Dataset records on visual material:
start
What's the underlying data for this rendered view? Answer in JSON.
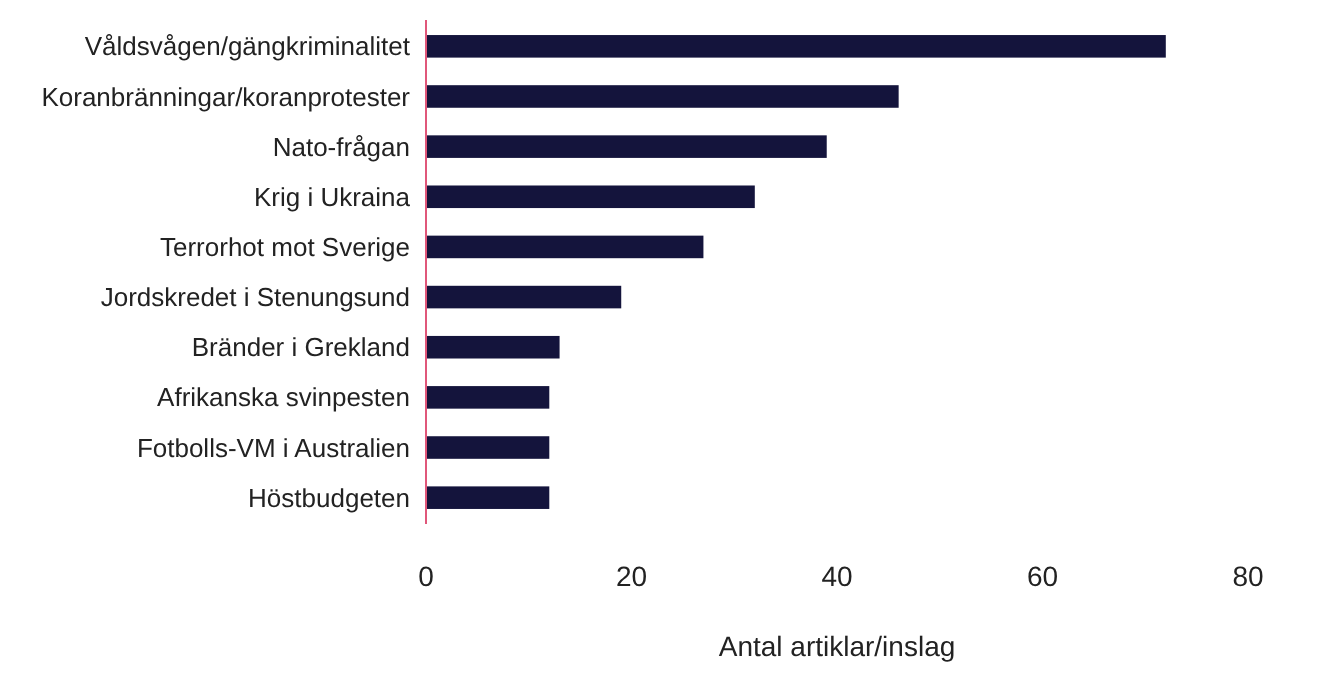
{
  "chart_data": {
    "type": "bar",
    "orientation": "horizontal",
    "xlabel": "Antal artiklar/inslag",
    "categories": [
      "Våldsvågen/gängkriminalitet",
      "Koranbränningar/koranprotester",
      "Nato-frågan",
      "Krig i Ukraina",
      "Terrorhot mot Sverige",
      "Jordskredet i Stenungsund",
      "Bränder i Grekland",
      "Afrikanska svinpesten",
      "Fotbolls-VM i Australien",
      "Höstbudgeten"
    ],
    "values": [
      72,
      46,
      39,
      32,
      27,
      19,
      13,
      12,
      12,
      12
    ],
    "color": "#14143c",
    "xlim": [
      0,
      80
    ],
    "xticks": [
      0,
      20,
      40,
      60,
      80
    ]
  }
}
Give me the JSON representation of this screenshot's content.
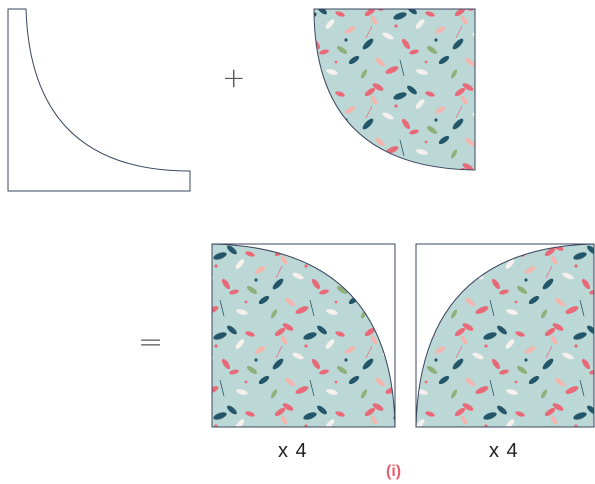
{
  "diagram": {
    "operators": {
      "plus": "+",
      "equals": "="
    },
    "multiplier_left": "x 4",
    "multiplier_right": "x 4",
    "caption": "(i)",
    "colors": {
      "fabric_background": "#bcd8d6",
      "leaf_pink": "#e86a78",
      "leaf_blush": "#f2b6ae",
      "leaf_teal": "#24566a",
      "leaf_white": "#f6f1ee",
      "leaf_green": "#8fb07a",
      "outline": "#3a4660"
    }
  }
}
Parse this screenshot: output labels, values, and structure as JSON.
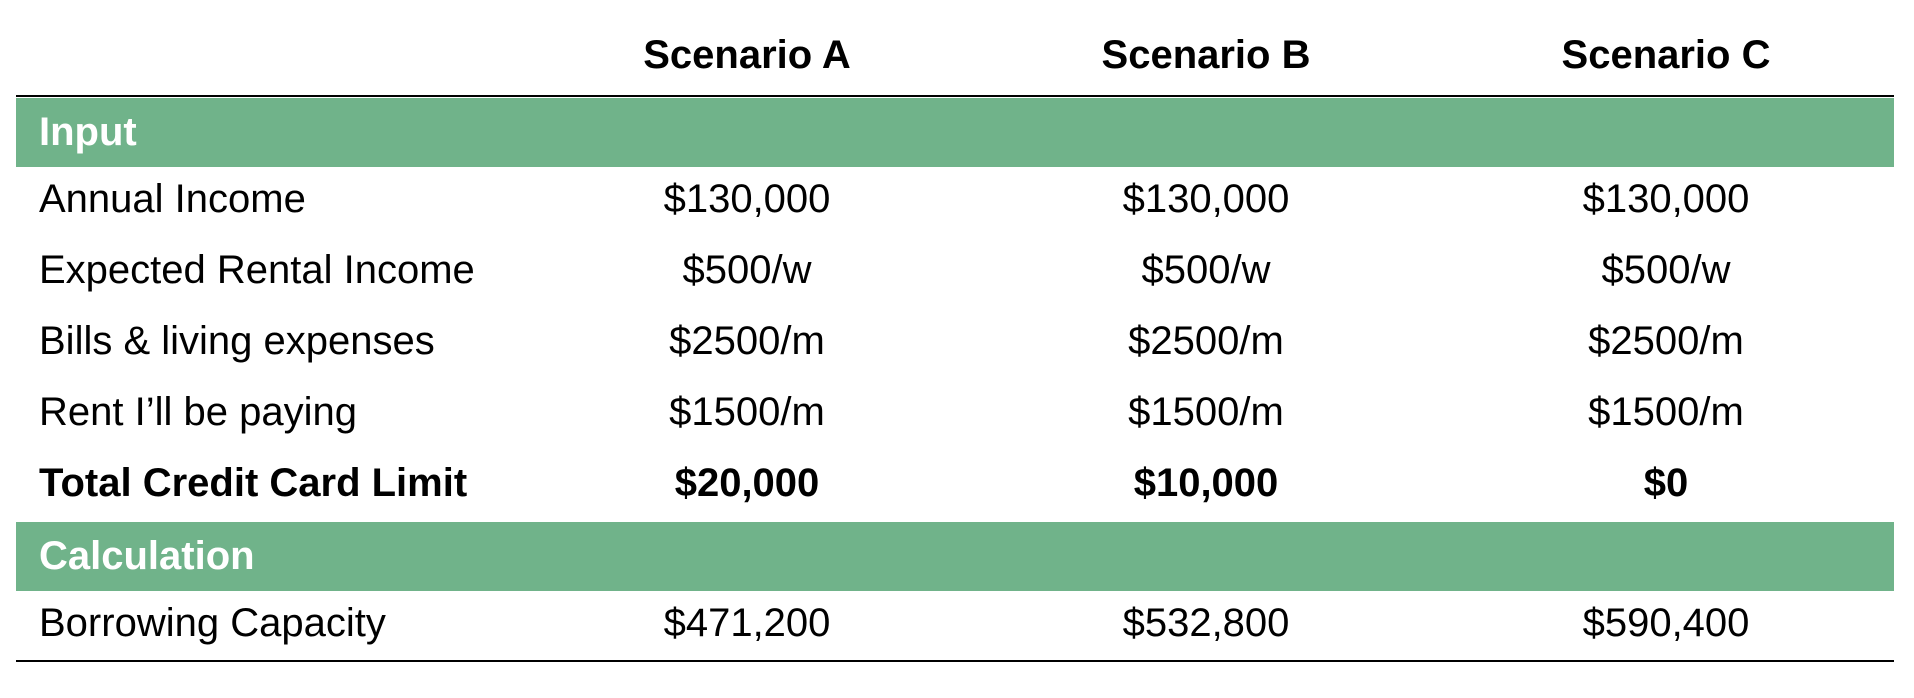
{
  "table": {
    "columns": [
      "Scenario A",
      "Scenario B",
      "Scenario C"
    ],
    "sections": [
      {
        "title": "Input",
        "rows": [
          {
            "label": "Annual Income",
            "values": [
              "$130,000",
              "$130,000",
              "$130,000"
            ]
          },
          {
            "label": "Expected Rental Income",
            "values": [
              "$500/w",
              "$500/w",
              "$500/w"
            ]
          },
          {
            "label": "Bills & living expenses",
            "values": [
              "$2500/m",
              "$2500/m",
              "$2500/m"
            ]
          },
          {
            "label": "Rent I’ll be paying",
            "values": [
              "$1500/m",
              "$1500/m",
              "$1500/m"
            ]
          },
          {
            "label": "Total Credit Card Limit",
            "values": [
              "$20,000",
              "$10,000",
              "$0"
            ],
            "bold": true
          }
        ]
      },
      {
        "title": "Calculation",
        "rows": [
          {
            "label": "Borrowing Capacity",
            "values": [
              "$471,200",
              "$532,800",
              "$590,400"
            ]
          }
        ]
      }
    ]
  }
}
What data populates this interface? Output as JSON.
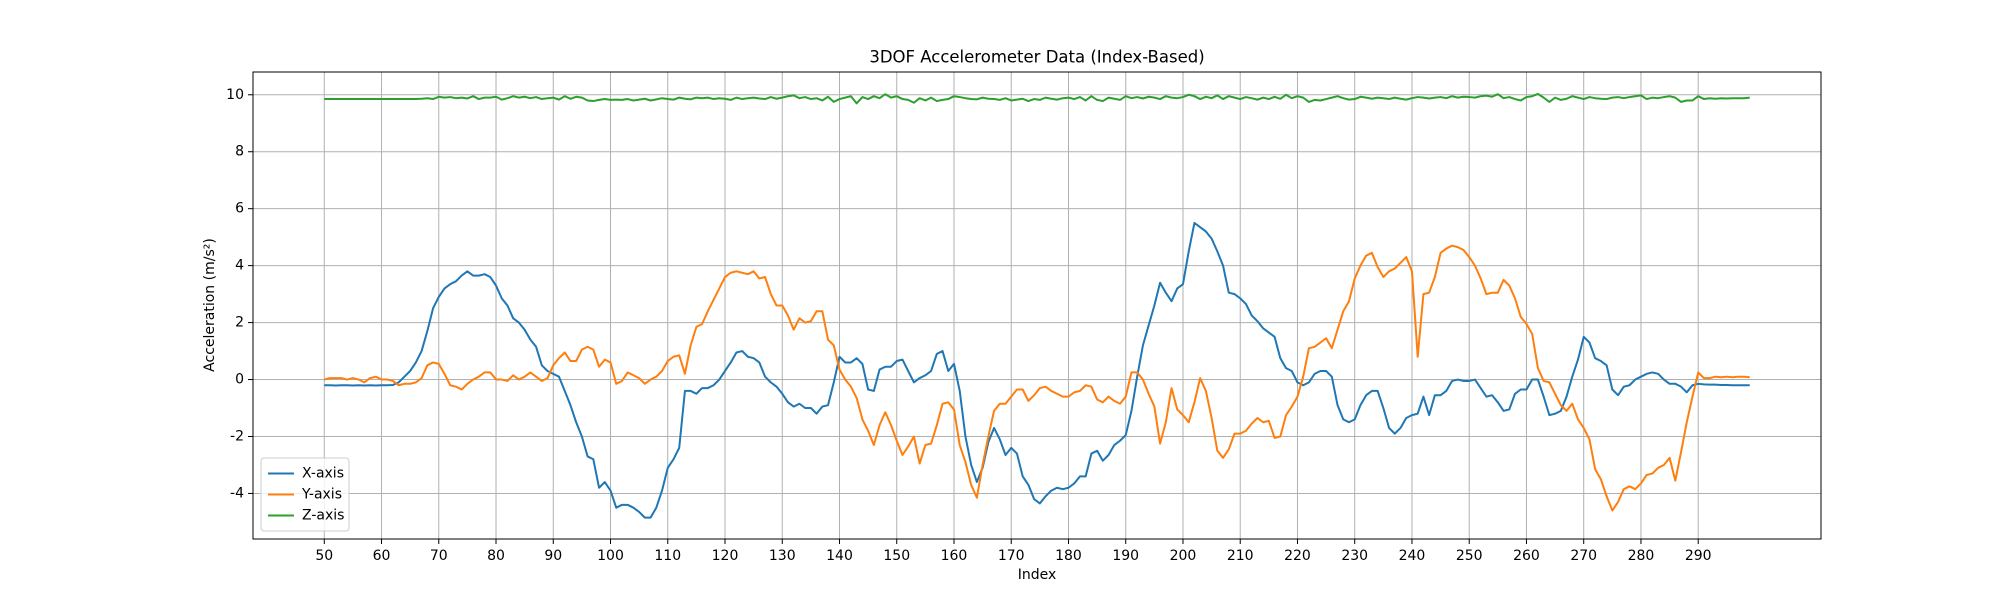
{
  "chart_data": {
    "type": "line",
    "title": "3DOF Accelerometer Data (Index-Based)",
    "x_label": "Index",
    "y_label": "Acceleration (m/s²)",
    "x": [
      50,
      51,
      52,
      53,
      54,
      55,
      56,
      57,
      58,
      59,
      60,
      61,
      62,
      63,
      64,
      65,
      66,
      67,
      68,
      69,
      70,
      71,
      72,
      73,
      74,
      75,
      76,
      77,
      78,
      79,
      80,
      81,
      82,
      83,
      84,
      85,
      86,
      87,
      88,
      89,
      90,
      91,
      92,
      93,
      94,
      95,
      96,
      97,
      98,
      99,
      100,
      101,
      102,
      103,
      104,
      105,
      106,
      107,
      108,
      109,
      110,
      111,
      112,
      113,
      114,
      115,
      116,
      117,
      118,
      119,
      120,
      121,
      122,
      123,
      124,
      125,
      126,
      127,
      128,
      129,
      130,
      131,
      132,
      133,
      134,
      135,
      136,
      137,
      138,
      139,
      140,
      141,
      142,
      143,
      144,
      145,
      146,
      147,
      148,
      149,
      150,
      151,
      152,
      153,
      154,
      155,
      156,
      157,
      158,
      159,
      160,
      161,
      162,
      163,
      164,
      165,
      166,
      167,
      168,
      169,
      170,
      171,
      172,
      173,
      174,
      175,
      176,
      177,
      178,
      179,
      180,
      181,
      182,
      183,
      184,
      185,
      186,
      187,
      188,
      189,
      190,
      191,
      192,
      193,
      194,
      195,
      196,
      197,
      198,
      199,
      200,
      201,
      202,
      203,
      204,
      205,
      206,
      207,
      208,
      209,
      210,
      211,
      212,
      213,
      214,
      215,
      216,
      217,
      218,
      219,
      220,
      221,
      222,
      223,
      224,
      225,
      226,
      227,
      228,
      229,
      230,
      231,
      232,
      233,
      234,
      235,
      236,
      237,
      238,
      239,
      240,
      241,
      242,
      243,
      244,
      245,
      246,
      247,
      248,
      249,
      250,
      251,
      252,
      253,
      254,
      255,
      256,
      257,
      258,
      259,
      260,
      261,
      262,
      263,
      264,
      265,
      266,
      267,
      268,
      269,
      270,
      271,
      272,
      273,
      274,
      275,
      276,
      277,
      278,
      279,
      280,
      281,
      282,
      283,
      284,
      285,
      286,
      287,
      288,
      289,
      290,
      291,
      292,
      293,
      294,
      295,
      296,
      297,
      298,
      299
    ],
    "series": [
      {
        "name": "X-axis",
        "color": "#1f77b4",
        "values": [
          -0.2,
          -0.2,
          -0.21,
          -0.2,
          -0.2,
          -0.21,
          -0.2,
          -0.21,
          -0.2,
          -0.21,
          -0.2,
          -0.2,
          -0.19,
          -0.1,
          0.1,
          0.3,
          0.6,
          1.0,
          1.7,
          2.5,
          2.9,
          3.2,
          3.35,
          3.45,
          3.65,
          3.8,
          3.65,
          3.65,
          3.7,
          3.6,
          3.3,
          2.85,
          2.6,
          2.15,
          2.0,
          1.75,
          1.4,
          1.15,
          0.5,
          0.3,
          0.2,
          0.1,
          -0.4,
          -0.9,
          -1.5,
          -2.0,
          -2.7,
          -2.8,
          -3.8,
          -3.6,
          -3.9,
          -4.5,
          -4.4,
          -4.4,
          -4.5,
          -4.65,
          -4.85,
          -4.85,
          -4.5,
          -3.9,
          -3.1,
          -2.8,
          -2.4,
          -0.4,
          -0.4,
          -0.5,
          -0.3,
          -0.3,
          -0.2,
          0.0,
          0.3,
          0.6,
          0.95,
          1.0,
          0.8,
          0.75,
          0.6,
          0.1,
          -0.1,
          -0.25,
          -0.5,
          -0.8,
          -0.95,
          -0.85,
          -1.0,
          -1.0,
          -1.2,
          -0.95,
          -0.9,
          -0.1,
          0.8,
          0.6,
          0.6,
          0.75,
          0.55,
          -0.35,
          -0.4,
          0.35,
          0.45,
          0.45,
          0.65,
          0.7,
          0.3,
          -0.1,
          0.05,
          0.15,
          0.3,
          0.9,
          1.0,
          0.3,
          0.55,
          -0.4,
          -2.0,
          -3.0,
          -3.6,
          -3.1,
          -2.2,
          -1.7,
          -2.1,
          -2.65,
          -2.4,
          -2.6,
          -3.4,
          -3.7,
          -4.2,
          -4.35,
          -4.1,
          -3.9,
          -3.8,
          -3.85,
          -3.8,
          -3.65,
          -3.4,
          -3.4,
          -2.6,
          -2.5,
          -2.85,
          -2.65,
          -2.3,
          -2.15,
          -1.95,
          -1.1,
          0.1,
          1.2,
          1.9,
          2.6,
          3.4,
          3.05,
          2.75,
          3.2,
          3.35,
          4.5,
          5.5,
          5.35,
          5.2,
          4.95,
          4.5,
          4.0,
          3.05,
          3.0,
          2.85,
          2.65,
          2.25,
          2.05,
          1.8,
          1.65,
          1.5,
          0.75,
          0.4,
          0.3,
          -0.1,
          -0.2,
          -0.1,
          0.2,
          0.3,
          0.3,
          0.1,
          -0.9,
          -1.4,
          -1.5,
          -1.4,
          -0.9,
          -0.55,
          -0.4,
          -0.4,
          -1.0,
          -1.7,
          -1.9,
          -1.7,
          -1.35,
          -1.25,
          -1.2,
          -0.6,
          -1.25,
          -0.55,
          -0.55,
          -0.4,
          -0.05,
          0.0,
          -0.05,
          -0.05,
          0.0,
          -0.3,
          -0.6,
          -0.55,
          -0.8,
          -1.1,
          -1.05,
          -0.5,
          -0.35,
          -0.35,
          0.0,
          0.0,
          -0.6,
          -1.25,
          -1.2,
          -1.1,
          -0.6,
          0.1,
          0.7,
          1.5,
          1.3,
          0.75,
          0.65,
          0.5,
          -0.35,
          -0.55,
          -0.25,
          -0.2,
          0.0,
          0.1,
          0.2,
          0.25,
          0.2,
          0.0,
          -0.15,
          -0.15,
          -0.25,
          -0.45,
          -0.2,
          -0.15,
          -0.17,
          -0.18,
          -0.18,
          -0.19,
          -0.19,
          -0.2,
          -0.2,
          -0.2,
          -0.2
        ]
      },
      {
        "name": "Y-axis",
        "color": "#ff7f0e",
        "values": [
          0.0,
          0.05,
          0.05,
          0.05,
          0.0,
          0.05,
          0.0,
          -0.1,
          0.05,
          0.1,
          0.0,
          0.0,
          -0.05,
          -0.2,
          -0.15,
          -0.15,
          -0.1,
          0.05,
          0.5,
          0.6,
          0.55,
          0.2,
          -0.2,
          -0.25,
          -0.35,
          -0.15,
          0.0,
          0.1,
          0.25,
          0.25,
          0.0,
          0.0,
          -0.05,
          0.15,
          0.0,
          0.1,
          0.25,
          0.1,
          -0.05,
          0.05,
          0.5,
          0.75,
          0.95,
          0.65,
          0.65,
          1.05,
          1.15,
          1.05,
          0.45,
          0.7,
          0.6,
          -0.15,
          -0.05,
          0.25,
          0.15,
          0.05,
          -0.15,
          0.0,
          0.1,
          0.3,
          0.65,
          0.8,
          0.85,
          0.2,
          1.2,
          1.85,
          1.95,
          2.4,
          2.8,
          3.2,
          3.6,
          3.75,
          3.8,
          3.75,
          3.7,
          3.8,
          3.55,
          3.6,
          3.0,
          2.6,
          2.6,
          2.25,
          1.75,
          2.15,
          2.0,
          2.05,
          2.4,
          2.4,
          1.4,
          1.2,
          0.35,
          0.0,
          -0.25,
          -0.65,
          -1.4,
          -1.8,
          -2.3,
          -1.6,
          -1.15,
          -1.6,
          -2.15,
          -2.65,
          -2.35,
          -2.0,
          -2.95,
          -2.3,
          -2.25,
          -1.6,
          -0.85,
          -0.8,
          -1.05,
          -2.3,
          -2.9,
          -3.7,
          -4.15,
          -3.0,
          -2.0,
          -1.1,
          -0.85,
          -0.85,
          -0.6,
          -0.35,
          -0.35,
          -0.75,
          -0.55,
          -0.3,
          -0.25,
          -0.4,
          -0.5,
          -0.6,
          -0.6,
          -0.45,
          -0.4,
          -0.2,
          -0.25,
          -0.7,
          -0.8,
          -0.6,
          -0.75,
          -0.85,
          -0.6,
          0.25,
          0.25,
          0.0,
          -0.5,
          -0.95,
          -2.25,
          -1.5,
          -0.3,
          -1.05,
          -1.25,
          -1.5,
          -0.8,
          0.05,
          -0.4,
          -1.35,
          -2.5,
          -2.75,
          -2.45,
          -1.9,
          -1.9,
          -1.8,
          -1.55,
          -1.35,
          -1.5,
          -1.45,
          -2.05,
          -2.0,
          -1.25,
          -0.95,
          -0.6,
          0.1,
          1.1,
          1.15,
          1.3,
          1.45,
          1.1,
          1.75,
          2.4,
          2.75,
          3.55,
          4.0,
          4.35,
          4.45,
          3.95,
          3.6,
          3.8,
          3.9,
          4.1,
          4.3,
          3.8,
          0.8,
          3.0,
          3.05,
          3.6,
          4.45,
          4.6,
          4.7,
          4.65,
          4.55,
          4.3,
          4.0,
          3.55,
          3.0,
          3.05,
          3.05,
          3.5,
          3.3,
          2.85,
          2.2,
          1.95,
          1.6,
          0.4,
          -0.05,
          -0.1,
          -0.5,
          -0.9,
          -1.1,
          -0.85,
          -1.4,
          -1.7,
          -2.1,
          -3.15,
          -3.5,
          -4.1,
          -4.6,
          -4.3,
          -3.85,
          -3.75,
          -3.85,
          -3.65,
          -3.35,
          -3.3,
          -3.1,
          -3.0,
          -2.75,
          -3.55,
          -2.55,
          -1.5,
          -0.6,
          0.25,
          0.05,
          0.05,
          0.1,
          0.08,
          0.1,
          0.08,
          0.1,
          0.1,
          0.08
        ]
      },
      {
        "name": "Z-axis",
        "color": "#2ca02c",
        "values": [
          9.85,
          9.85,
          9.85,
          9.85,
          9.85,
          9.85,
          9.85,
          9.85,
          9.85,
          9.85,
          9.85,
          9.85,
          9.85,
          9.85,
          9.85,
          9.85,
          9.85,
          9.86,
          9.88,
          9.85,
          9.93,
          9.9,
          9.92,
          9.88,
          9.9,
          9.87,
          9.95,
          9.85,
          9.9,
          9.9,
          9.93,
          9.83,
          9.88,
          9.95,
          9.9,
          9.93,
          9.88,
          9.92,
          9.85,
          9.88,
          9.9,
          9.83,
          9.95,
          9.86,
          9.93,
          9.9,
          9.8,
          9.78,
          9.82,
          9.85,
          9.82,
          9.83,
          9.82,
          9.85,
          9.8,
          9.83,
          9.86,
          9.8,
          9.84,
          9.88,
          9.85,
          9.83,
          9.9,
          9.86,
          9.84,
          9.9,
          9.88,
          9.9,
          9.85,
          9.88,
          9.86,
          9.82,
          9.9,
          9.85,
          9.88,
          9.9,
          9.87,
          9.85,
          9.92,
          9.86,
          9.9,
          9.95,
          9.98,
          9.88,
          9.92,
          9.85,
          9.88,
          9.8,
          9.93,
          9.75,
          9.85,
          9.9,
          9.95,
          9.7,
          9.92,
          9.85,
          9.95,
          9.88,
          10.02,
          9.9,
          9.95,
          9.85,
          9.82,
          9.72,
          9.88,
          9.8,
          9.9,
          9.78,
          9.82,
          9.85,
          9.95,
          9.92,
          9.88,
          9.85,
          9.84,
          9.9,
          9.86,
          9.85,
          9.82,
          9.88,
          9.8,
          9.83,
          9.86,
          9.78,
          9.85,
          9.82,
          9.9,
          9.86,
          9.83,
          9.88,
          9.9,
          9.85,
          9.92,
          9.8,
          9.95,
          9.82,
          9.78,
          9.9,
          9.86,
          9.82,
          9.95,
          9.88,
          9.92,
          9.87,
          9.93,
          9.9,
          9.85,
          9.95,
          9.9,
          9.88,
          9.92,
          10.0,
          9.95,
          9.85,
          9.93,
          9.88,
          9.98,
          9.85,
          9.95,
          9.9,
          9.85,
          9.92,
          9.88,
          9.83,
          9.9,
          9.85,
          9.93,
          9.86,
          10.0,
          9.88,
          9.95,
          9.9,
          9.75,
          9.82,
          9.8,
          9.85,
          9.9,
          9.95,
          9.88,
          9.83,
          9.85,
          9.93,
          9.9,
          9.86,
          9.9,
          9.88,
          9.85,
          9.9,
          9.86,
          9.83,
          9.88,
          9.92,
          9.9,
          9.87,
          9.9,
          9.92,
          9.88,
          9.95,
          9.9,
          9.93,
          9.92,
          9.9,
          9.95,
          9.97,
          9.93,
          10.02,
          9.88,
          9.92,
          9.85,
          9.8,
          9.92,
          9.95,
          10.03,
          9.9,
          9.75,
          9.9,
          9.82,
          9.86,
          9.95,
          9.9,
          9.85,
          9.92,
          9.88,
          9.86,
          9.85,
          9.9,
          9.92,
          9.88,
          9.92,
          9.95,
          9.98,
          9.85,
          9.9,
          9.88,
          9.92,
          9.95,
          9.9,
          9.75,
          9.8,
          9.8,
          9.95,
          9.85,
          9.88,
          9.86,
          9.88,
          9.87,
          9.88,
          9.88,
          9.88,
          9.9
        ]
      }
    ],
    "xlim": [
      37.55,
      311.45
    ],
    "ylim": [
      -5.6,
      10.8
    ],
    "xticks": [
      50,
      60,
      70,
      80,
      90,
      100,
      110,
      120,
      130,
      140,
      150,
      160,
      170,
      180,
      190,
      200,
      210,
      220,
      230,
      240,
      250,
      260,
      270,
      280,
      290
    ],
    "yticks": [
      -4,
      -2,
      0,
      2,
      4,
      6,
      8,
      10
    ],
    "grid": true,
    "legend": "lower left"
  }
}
end
*AIM OF THE TASK:* Scan the records above for the string "JSON", then report every line that contains it.

*RESULT OF THIS TASK:*
What's the underlying data for this rendered view? Answer in JSON.
Give me the JSON representation of this screenshot's content.
Parse this screenshot: output labels, values, and structure as JSON.
What data populates this interface? Output as JSON.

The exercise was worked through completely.